**Request:**
From the data that follows, copy every line holding the string "node".

+++ Information shown

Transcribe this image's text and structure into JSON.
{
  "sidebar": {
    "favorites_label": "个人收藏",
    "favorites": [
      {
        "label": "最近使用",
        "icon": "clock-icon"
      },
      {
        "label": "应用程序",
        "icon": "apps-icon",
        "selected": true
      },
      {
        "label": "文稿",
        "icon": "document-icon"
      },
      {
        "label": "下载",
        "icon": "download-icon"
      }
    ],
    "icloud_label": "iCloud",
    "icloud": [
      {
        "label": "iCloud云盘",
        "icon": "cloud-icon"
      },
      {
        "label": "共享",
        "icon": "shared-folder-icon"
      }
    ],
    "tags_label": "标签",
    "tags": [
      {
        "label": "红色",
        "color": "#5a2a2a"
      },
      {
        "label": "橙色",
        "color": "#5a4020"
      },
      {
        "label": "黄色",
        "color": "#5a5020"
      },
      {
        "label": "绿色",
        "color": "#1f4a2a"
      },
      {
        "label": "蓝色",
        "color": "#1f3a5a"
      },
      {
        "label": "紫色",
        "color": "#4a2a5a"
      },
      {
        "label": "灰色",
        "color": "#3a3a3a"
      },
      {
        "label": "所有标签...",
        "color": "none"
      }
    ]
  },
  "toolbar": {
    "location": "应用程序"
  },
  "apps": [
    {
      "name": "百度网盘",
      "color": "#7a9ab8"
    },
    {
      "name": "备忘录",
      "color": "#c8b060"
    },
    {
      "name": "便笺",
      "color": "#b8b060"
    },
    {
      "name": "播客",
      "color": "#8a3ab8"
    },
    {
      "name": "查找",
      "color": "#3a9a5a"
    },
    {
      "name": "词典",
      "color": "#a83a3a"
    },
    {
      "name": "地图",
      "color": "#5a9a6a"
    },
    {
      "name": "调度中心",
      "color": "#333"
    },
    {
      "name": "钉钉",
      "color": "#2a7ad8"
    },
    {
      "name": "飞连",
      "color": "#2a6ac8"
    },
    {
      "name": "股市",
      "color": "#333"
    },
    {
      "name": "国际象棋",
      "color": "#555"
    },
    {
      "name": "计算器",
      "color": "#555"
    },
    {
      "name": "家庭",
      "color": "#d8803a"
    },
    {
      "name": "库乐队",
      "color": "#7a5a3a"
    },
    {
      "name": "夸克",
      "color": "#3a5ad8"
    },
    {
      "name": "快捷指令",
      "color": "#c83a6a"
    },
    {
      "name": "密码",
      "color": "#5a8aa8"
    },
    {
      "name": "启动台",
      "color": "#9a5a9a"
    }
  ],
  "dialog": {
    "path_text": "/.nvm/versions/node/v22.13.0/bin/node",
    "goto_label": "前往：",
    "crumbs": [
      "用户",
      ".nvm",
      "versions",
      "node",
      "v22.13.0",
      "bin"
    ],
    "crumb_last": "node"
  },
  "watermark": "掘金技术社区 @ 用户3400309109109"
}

++++++

**Expected answer:**
    "path_text": "/.nvm/versions/node/v22.13.0/bin/node",
      "node",
    "crumb_last": "node"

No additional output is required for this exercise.